■ Exercise: Only lines with the string "Jahre" matter here; gather them from the material below.

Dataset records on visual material
━━━━━━━━━━━━━━━━
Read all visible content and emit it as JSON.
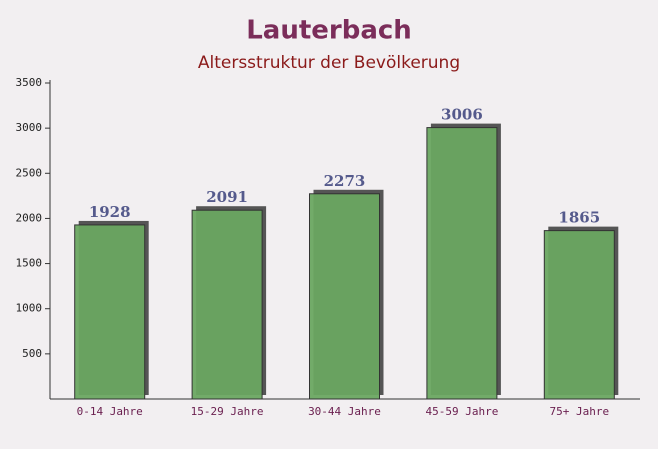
{
  "chart_data": {
    "type": "bar",
    "title": "Lauterbach",
    "subtitle": "Altersstruktur der Bevölkerung",
    "categories": [
      "0-14 Jahre",
      "15-29 Jahre",
      "30-44 Jahre",
      "45-59 Jahre",
      "75+ Jahre"
    ],
    "values": [
      1928,
      2091,
      2273,
      3006,
      1865
    ],
    "color": "#6aa661",
    "ylim": [
      0,
      3500
    ],
    "yticks": [
      500,
      1000,
      1500,
      2000,
      2500,
      3000,
      3500
    ],
    "grid": false
  }
}
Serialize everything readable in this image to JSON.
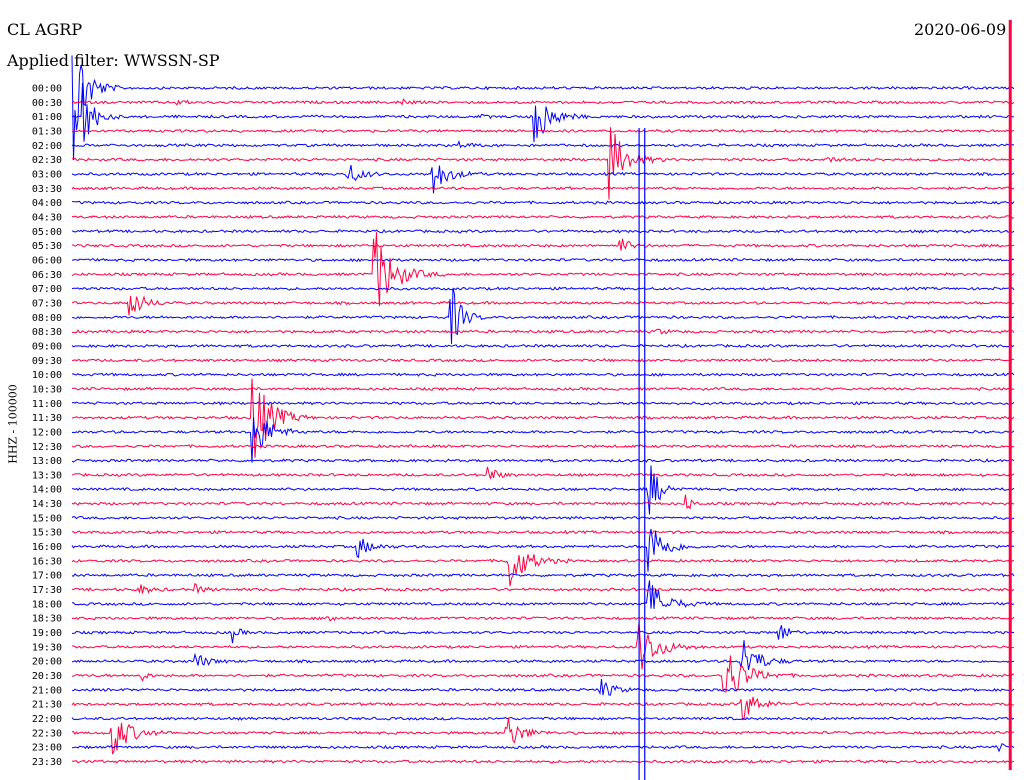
{
  "header": {
    "station": "CL AGRP",
    "filter": "Applied filter: WWSSN-SP",
    "date": "2020-06-09"
  },
  "chart_data": {
    "type": "line",
    "title": "",
    "ylabel": "HHZ - 100000",
    "colors": {
      "even": "#0000ff",
      "odd": "#ff0040"
    },
    "row_labels": [
      "00:00",
      "00:30",
      "01:00",
      "01:30",
      "02:00",
      "02:30",
      "03:00",
      "03:30",
      "04:00",
      "04:30",
      "05:00",
      "05:30",
      "06:00",
      "06:30",
      "07:00",
      "07:30",
      "08:00",
      "08:30",
      "09:00",
      "09:30",
      "10:00",
      "10:30",
      "11:00",
      "11:30",
      "12:00",
      "12:30",
      "13:00",
      "13:30",
      "14:00",
      "14:30",
      "15:00",
      "15:30",
      "16:00",
      "16:30",
      "17:00",
      "17:30",
      "18:00",
      "18:30",
      "19:00",
      "19:30",
      "20:00",
      "20:30",
      "21:00",
      "21:30",
      "22:00",
      "22:30",
      "23:00",
      "23:30"
    ],
    "events": [
      [
        0,
        0.0,
        12,
        82
      ],
      [
        2,
        0.01,
        10,
        45
      ],
      [
        1,
        0.11,
        7,
        4
      ],
      [
        1,
        0.35,
        7,
        4
      ],
      [
        2,
        0.43,
        6,
        3
      ],
      [
        2,
        0.49,
        14,
        35
      ],
      [
        4,
        0.41,
        10,
        4
      ],
      [
        5,
        0.57,
        15,
        40
      ],
      [
        5,
        0.8,
        10,
        3
      ],
      [
        6,
        0.29,
        12,
        15
      ],
      [
        6,
        0.38,
        14,
        25
      ],
      [
        11,
        0.58,
        10,
        10
      ],
      [
        13,
        0.32,
        18,
        50
      ],
      [
        15,
        0.06,
        12,
        20
      ],
      [
        16,
        0.4,
        10,
        45
      ],
      [
        17,
        0.62,
        8,
        4
      ],
      [
        23,
        0.19,
        16,
        60
      ],
      [
        24,
        0.19,
        14,
        40
      ],
      [
        27,
        0.44,
        8,
        14
      ],
      [
        28,
        0.61,
        10,
        40
      ],
      [
        29,
        0.65,
        6,
        12
      ],
      [
        32,
        0.3,
        12,
        15
      ],
      [
        32,
        0.61,
        14,
        38
      ],
      [
        33,
        0.46,
        16,
        40
      ],
      [
        35,
        0.07,
        10,
        6
      ],
      [
        35,
        0.13,
        9,
        5
      ],
      [
        36,
        0.61,
        16,
        30
      ],
      [
        37,
        0.27,
        6,
        8
      ],
      [
        38,
        0.17,
        6,
        10
      ],
      [
        38,
        0.75,
        8,
        14
      ],
      [
        39,
        0.6,
        18,
        30
      ],
      [
        40,
        0.13,
        11,
        10
      ],
      [
        41,
        0.07,
        6,
        10
      ],
      [
        40,
        0.71,
        14,
        30
      ],
      [
        41,
        0.69,
        18,
        40
      ],
      [
        42,
        0.56,
        12,
        12
      ],
      [
        43,
        0.71,
        14,
        20
      ],
      [
        45,
        0.04,
        16,
        30
      ],
      [
        45,
        0.46,
        14,
        20
      ],
      [
        46,
        0.98,
        8,
        6
      ]
    ],
    "vertical_spikes": [
      [
        0.602,
        128,
        780
      ],
      [
        0.608,
        128,
        780
      ],
      [
        0.996,
        20,
        770
      ]
    ]
  }
}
━━━━━━━━━━━━━━━━
■ Correct result:
      "0-14 Jahre",
      "15-29 Jahre",
      "30-44 Jahre",
      "45-59 Jahre",
      "75+ Jahre"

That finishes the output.